Stored data
- - -

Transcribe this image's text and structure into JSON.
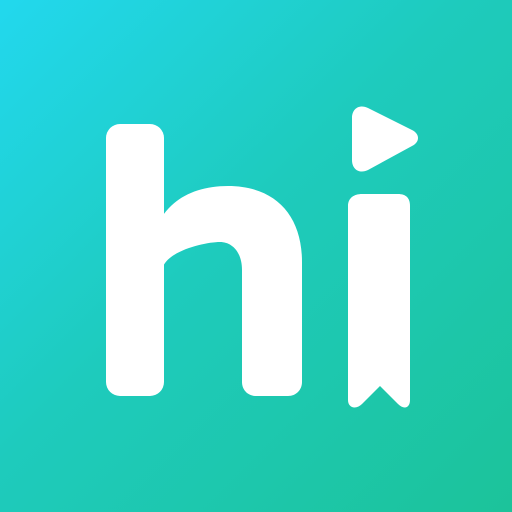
{
  "icon": {
    "name": "hi app logo",
    "logo_text": "hi",
    "colors": {
      "gradient_start": "#22d8ee",
      "gradient_mid": "#1ecbbd",
      "gradient_end": "#1cc39a",
      "glyph": "#ffffff"
    },
    "glyphs": {
      "letter_h": "h-letter-icon",
      "letter_i_stem": "bookmark-icon",
      "letter_i_dot": "play-icon"
    }
  }
}
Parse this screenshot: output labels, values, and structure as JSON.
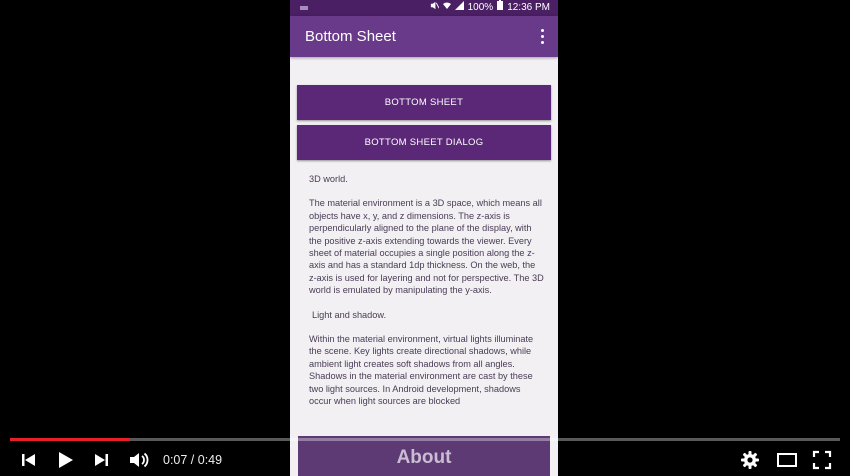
{
  "status_bar": {
    "battery": "100%",
    "time": "12:36 PM"
  },
  "app_bar": {
    "title": "Bottom Sheet"
  },
  "buttons": {
    "bottom_sheet": "BOTTOM SHEET",
    "bottom_sheet_dialog": "BOTTOM SHEET DIALOG"
  },
  "content": {
    "p1": "3D world.",
    "p2": "The material environment is a 3D space, which means all objects have x, y, and z  dimensions. The z-axis is perpendicularly aligned to the plane of the display, with the  positive z-axis extending towards the viewer. Every sheet of material occupies a single  position along the z-axis and has a standard 1dp thickness. On the web, the z-axis is used for layering and not for perspective. The 3D world is  emulated by manipulating the y-axis.",
    "p3": "Light and shadow.",
    "p4": "Within the material environment, virtual lights illuminate the scene. Key lights create  directional shadows, while ambient light creates soft shadows from all angles.",
    "p5": "Shadows in the material environment are cast by these two light sources. In Android  development, shadows occur when light sources are blocked"
  },
  "bottom_bar": {
    "label": "About"
  },
  "player": {
    "time_display": "0:07 / 0:49",
    "progress_fraction": 0.143,
    "accent": "#e52127"
  },
  "colors": {
    "primary": "#6a3a8a",
    "primary_dark": "#4a1f63",
    "button": "#5a2877"
  }
}
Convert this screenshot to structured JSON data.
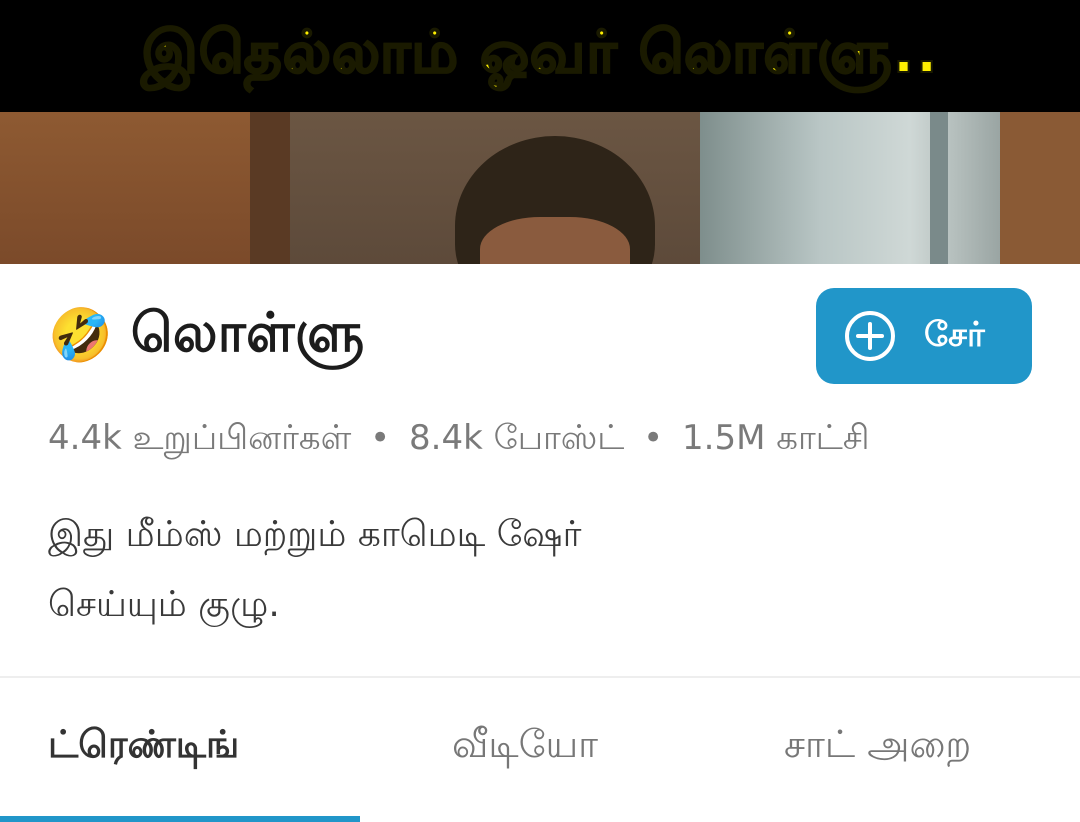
{
  "banner": {
    "caption": "இதெல்லாம் ஓவர் லொள்ளு.."
  },
  "group": {
    "emoji": "🤣",
    "name": "லொள்ளு",
    "join_label": "சேர்",
    "stats": {
      "members": "4.4k உறுப்பினர்கள்",
      "posts": "8.4k போஸ்ட்",
      "views": "1.5M காட்சி",
      "separator": "•"
    },
    "description_line1": "இது மீம்ஸ் மற்றும் காமெடி ஷேர்",
    "description_line2": "செய்யும் குழு."
  },
  "tabs": [
    {
      "label": "ட்ரெண்டிங்",
      "active": true
    },
    {
      "label": "வீடியோ",
      "active": false
    },
    {
      "label": "சாட் அறை",
      "active": false
    }
  ],
  "colors": {
    "accent": "#2196c9",
    "caption_text": "#fff000",
    "caption_bg": "#000000"
  },
  "icons": {
    "join": "plus-circle-icon"
  }
}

- - -

◆ Goal ◆
Copy all the data exactly as written, but skip any picture.

◆ Written response ◆
Transcribe this image's text and structure into JSON.
{
  "icon": {
    "name": "hi app logo",
    "logo_text": "hi",
    "colors": {
      "gradient_start": "#22d8ee",
      "gradient_mid": "#1ecbbd",
      "gradient_end": "#1cc39a",
      "glyph": "#ffffff"
    },
    "glyphs": {
      "letter_h": "h-letter-icon",
      "letter_i_stem": "bookmark-icon",
      "letter_i_dot": "play-icon"
    }
  }
}
Parse this screenshot: output labels, values, and structure as JSON.
{
  "status_bar": {
    "battery": "100%",
    "time": "12:36 PM"
  },
  "app_bar": {
    "title": "Bottom Sheet"
  },
  "buttons": {
    "bottom_sheet": "BOTTOM SHEET",
    "bottom_sheet_dialog": "BOTTOM SHEET DIALOG"
  },
  "content": {
    "p1": "3D world.",
    "p2": "The material environment is a 3D space, which means all objects have x, y, and z  dimensions. The z-axis is perpendicularly aligned to the plane of the display, with the  positive z-axis extending towards the viewer. Every sheet of material occupies a single  position along the z-axis and has a standard 1dp thickness. On the web, the z-axis is used for layering and not for perspective. The 3D world is  emulated by manipulating the y-axis.",
    "p3": "Light and shadow.",
    "p4": "Within the material environment, virtual lights illuminate the scene. Key lights create  directional shadows, while ambient light creates soft shadows from all angles.",
    "p5": "Shadows in the material environment are cast by these two light sources. In Android  development, shadows occur when light sources are blocked"
  },
  "bottom_bar": {
    "label": "About"
  },
  "player": {
    "time_display": "0:07 / 0:49",
    "progress_fraction": 0.143,
    "accent": "#e52127"
  },
  "colors": {
    "primary": "#6a3a8a",
    "primary_dark": "#4a1f63",
    "button": "#5a2877"
  }
}
Convert this screenshot to structured JSON data.
{
  "banner": {
    "caption": "இதெல்லாம் ஓவர் லொள்ளு.."
  },
  "group": {
    "emoji": "🤣",
    "name": "லொள்ளு",
    "join_label": "சேர்",
    "stats": {
      "members": "4.4k உறுப்பினர்கள்",
      "posts": "8.4k போஸ்ட்",
      "views": "1.5M காட்சி",
      "separator": "•"
    },
    "description_line1": "இது மீம்ஸ் மற்றும் காமெடி ஷேர்",
    "description_line2": "செய்யும் குழு."
  },
  "tabs": [
    {
      "label": "ட்ரெண்டிங்",
      "active": true
    },
    {
      "label": "வீடியோ",
      "active": false
    },
    {
      "label": "சாட் அறை",
      "active": false
    }
  ],
  "colors": {
    "accent": "#2196c9",
    "caption_text": "#fff000",
    "caption_bg": "#000000"
  },
  "icons": {
    "join": "plus-circle-icon"
  }
}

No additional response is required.